### EXERCISE
Copy the data exactly; pictures stay out of the copy.
**** RECORDS TO USE ****
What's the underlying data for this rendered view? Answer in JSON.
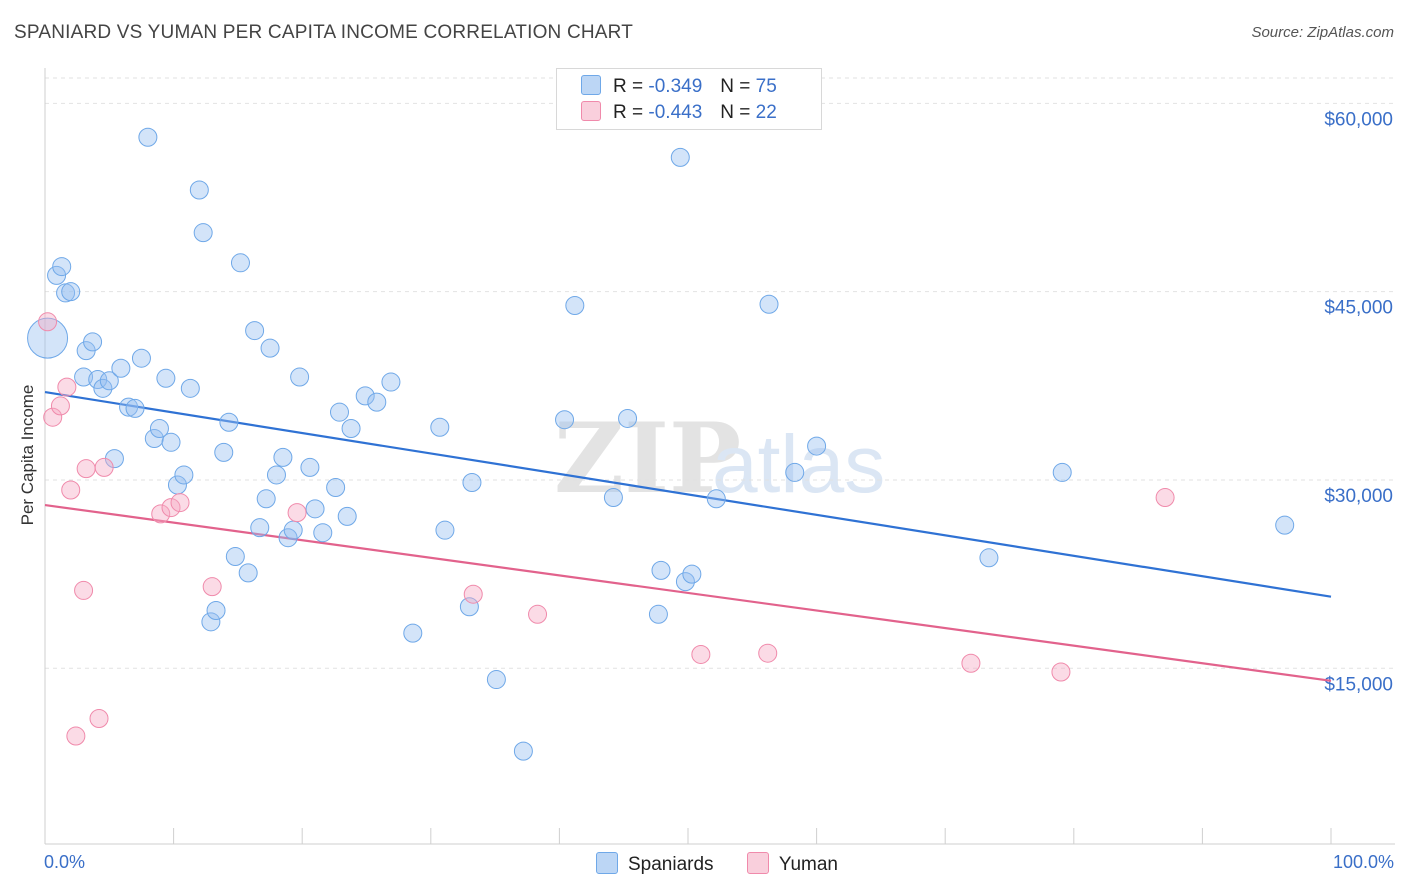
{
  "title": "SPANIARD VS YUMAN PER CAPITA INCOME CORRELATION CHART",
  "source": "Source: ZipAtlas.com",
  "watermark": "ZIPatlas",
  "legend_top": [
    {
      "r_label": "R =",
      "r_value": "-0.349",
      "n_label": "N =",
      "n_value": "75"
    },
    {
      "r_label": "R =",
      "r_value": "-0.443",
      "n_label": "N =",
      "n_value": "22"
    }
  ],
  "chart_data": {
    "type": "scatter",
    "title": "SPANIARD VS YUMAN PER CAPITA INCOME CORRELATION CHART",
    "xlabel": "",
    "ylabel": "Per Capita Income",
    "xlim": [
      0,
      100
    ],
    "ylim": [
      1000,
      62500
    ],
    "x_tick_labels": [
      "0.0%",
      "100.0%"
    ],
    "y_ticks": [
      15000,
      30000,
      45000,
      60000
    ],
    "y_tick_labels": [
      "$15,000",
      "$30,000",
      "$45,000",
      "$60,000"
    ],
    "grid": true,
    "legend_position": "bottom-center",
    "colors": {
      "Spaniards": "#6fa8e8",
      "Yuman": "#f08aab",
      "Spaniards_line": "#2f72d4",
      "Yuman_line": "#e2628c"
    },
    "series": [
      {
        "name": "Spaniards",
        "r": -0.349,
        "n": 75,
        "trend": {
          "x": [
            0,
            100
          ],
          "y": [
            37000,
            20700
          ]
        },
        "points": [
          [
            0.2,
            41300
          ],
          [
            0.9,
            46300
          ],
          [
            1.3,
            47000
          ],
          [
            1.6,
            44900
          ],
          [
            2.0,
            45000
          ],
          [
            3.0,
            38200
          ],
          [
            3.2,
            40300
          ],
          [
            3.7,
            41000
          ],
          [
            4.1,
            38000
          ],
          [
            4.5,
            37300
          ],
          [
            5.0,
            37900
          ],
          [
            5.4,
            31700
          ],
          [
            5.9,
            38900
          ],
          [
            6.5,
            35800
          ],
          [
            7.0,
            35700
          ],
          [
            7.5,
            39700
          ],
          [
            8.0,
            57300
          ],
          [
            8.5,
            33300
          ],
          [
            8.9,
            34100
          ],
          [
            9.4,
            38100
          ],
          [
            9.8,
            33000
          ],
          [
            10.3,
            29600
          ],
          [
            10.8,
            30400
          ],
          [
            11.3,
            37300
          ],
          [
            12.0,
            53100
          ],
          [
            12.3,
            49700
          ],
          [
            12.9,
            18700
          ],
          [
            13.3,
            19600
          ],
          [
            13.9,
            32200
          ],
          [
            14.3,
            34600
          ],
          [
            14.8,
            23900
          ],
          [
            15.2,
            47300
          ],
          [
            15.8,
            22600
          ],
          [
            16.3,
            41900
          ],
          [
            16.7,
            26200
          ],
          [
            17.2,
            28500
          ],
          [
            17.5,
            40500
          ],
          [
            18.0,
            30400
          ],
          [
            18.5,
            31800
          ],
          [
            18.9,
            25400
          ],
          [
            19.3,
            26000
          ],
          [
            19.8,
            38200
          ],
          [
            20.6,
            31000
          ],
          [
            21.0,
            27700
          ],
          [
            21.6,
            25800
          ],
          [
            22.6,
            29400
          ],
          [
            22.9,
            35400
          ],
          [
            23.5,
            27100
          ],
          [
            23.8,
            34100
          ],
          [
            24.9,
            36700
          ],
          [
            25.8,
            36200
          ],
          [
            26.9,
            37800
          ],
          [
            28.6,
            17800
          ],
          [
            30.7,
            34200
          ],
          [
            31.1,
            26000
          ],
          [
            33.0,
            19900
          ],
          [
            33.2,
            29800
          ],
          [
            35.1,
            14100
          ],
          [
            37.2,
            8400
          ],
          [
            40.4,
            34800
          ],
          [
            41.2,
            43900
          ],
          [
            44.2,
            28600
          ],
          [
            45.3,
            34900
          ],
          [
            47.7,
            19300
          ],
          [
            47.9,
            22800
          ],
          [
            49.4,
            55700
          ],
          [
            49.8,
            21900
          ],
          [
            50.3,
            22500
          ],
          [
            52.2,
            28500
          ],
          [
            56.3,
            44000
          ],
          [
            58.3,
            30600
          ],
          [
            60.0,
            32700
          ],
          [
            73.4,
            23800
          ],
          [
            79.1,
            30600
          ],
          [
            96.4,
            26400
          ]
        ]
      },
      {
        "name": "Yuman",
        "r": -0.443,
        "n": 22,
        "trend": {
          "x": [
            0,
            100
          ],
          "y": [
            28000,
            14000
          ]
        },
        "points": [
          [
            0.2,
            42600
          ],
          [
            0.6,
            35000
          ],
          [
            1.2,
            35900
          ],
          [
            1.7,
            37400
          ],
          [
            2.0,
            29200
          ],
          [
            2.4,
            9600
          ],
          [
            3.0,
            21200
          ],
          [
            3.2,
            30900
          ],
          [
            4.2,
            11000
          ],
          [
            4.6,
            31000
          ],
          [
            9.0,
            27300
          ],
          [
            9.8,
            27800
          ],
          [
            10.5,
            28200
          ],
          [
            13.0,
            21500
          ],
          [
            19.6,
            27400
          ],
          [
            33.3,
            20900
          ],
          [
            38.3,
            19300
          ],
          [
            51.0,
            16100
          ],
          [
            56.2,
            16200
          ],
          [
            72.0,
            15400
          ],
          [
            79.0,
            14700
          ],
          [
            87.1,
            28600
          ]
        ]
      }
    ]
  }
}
****
### RESULT OF THIS TASK
What's the underlying data for this rendered view? Answer in JSON.
{
  "title": "SPANIARD VS YUMAN PER CAPITA INCOME CORRELATION CHART",
  "source": "Source: ZipAtlas.com",
  "watermark": "ZIPatlas",
  "legend_top": [
    {
      "r_label": "R =",
      "r_value": "-0.349",
      "n_label": "N =",
      "n_value": "75"
    },
    {
      "r_label": "R =",
      "r_value": "-0.443",
      "n_label": "N =",
      "n_value": "22"
    }
  ],
  "chart_data": {
    "type": "scatter",
    "title": "SPANIARD VS YUMAN PER CAPITA INCOME CORRELATION CHART",
    "xlabel": "",
    "ylabel": "Per Capita Income",
    "xlim": [
      0,
      100
    ],
    "ylim": [
      1000,
      62500
    ],
    "x_tick_labels": [
      "0.0%",
      "100.0%"
    ],
    "y_ticks": [
      15000,
      30000,
      45000,
      60000
    ],
    "y_tick_labels": [
      "$15,000",
      "$30,000",
      "$45,000",
      "$60,000"
    ],
    "grid": true,
    "legend_position": "bottom-center",
    "colors": {
      "Spaniards": "#6fa8e8",
      "Yuman": "#f08aab",
      "Spaniards_line": "#2f72d4",
      "Yuman_line": "#e2628c"
    },
    "series": [
      {
        "name": "Spaniards",
        "r": -0.349,
        "n": 75,
        "trend": {
          "x": [
            0,
            100
          ],
          "y": [
            37000,
            20700
          ]
        },
        "points": [
          [
            0.2,
            41300
          ],
          [
            0.9,
            46300
          ],
          [
            1.3,
            47000
          ],
          [
            1.6,
            44900
          ],
          [
            2.0,
            45000
          ],
          [
            3.0,
            38200
          ],
          [
            3.2,
            40300
          ],
          [
            3.7,
            41000
          ],
          [
            4.1,
            38000
          ],
          [
            4.5,
            37300
          ],
          [
            5.0,
            37900
          ],
          [
            5.4,
            31700
          ],
          [
            5.9,
            38900
          ],
          [
            6.5,
            35800
          ],
          [
            7.0,
            35700
          ],
          [
            7.5,
            39700
          ],
          [
            8.0,
            57300
          ],
          [
            8.5,
            33300
          ],
          [
            8.9,
            34100
          ],
          [
            9.4,
            38100
          ],
          [
            9.8,
            33000
          ],
          [
            10.3,
            29600
          ],
          [
            10.8,
            30400
          ],
          [
            11.3,
            37300
          ],
          [
            12.0,
            53100
          ],
          [
            12.3,
            49700
          ],
          [
            12.9,
            18700
          ],
          [
            13.3,
            19600
          ],
          [
            13.9,
            32200
          ],
          [
            14.3,
            34600
          ],
          [
            14.8,
            23900
          ],
          [
            15.2,
            47300
          ],
          [
            15.8,
            22600
          ],
          [
            16.3,
            41900
          ],
          [
            16.7,
            26200
          ],
          [
            17.2,
            28500
          ],
          [
            17.5,
            40500
          ],
          [
            18.0,
            30400
          ],
          [
            18.5,
            31800
          ],
          [
            18.9,
            25400
          ],
          [
            19.3,
            26000
          ],
          [
            19.8,
            38200
          ],
          [
            20.6,
            31000
          ],
          [
            21.0,
            27700
          ],
          [
            21.6,
            25800
          ],
          [
            22.6,
            29400
          ],
          [
            22.9,
            35400
          ],
          [
            23.5,
            27100
          ],
          [
            23.8,
            34100
          ],
          [
            24.9,
            36700
          ],
          [
            25.8,
            36200
          ],
          [
            26.9,
            37800
          ],
          [
            28.6,
            17800
          ],
          [
            30.7,
            34200
          ],
          [
            31.1,
            26000
          ],
          [
            33.0,
            19900
          ],
          [
            33.2,
            29800
          ],
          [
            35.1,
            14100
          ],
          [
            37.2,
            8400
          ],
          [
            40.4,
            34800
          ],
          [
            41.2,
            43900
          ],
          [
            44.2,
            28600
          ],
          [
            45.3,
            34900
          ],
          [
            47.7,
            19300
          ],
          [
            47.9,
            22800
          ],
          [
            49.4,
            55700
          ],
          [
            49.8,
            21900
          ],
          [
            50.3,
            22500
          ],
          [
            52.2,
            28500
          ],
          [
            56.3,
            44000
          ],
          [
            58.3,
            30600
          ],
          [
            60.0,
            32700
          ],
          [
            73.4,
            23800
          ],
          [
            79.1,
            30600
          ],
          [
            96.4,
            26400
          ]
        ]
      },
      {
        "name": "Yuman",
        "r": -0.443,
        "n": 22,
        "trend": {
          "x": [
            0,
            100
          ],
          "y": [
            28000,
            14000
          ]
        },
        "points": [
          [
            0.2,
            42600
          ],
          [
            0.6,
            35000
          ],
          [
            1.2,
            35900
          ],
          [
            1.7,
            37400
          ],
          [
            2.0,
            29200
          ],
          [
            2.4,
            9600
          ],
          [
            3.0,
            21200
          ],
          [
            3.2,
            30900
          ],
          [
            4.2,
            11000
          ],
          [
            4.6,
            31000
          ],
          [
            9.0,
            27300
          ],
          [
            9.8,
            27800
          ],
          [
            10.5,
            28200
          ],
          [
            13.0,
            21500
          ],
          [
            19.6,
            27400
          ],
          [
            33.3,
            20900
          ],
          [
            38.3,
            19300
          ],
          [
            51.0,
            16100
          ],
          [
            56.2,
            16200
          ],
          [
            72.0,
            15400
          ],
          [
            79.0,
            14700
          ],
          [
            87.1,
            28600
          ]
        ]
      }
    ]
  }
}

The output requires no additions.